> **WRITTEN INSTRUCTION**
In the records that follow, locate every line with "Financial" and extract it.

> **AVAILABLE RECORDS**
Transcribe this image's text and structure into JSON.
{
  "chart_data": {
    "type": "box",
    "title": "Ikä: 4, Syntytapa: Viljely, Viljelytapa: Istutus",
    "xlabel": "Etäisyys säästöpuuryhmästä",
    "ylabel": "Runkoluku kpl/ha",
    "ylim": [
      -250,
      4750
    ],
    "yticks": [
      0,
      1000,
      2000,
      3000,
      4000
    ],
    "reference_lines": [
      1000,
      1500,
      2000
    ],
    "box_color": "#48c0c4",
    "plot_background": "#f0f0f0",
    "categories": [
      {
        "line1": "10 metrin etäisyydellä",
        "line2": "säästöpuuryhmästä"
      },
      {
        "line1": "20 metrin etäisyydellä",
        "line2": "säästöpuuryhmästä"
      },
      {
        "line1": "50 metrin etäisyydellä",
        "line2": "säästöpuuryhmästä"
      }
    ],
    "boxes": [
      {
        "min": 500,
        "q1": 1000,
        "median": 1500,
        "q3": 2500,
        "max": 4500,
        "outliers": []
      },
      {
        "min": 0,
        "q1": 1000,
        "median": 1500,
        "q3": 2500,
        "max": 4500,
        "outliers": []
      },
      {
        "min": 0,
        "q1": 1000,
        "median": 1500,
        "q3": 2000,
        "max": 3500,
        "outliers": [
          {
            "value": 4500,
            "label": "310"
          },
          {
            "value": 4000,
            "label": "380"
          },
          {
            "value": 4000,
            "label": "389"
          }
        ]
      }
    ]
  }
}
* * *
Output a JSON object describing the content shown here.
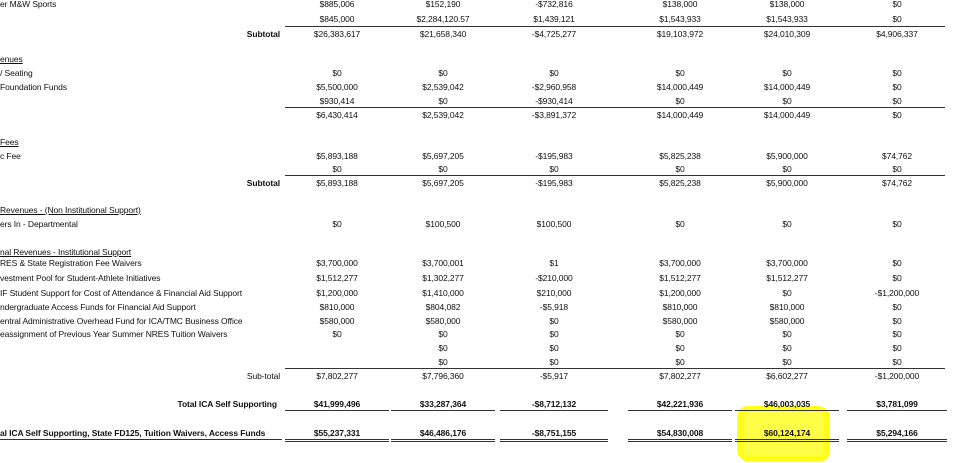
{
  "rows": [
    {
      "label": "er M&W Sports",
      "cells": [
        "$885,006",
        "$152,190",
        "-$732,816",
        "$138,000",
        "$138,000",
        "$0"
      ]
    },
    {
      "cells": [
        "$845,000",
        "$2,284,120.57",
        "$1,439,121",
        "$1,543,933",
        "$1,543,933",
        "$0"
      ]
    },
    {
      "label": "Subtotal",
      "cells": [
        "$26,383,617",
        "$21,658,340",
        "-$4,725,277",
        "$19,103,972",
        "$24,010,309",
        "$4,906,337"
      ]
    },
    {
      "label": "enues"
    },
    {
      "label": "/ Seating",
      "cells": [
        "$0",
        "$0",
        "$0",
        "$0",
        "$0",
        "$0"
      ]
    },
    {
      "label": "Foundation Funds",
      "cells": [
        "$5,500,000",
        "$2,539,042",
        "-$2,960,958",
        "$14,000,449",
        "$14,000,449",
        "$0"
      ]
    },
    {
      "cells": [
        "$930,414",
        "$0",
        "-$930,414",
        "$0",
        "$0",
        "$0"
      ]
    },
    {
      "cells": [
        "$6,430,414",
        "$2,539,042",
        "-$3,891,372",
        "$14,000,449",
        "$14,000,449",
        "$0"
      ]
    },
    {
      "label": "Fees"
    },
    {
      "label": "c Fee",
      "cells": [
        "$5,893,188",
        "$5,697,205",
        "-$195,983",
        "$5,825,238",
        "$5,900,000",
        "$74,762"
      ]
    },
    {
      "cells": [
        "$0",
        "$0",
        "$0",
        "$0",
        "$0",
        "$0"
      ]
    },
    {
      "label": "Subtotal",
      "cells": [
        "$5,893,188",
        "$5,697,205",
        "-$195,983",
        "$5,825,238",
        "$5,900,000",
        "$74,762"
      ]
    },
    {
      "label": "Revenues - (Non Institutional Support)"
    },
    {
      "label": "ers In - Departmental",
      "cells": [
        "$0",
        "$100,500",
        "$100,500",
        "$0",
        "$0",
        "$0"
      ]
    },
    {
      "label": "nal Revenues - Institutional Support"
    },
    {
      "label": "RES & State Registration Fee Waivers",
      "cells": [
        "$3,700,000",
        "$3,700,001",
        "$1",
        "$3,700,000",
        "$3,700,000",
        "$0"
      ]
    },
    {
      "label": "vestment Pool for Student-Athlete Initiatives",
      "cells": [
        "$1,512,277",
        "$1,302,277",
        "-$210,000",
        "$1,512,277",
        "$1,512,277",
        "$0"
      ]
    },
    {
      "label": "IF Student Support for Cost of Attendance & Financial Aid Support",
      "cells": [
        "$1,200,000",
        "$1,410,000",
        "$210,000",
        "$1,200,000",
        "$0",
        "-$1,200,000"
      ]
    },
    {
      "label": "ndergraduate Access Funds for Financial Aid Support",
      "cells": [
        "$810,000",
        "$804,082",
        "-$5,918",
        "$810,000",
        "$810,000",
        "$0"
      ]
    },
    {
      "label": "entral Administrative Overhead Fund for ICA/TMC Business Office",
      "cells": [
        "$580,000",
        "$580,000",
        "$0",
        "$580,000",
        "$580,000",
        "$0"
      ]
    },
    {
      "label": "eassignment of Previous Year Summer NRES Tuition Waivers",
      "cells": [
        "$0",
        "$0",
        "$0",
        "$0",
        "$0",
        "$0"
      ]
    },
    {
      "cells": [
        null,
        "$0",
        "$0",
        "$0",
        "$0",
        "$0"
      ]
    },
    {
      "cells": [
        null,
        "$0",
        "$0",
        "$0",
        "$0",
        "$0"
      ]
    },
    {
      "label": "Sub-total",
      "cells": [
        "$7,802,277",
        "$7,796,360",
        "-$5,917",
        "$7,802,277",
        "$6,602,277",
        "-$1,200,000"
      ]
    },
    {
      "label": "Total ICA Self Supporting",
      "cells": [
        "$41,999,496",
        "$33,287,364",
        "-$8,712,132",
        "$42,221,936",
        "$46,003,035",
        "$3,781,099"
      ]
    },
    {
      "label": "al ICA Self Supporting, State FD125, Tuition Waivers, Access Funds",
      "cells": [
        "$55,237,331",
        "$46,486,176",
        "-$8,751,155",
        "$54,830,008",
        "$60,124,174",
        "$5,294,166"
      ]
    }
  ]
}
---
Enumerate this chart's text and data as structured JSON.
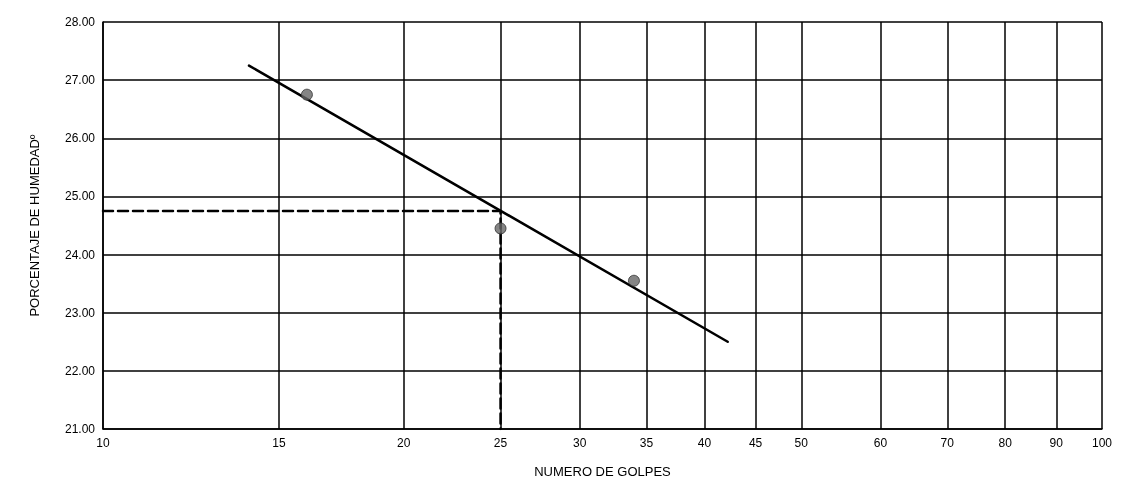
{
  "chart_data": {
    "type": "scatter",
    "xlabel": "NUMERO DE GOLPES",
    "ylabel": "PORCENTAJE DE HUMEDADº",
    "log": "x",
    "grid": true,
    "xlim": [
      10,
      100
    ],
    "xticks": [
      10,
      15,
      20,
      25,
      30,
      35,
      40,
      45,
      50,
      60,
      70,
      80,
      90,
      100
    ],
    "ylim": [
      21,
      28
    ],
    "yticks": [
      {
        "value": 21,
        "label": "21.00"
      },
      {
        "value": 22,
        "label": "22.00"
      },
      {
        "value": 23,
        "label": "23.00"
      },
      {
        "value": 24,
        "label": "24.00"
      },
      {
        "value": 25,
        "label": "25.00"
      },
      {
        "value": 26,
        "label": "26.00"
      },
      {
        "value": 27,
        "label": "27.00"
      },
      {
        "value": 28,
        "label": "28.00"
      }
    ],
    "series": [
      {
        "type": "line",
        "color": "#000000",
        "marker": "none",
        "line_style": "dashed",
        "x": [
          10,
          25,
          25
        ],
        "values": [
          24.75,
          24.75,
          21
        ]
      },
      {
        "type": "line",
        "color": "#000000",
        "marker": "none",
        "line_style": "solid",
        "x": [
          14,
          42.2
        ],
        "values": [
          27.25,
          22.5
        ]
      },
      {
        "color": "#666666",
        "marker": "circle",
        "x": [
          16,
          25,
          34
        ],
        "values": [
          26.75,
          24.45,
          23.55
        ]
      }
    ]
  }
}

> **PROBLEM SOLUTION**
      "label": "IF Student Support for Cost of Attendance & Financial Aid Support",
      "label": "ndergraduate Access Funds for Financial Aid Support",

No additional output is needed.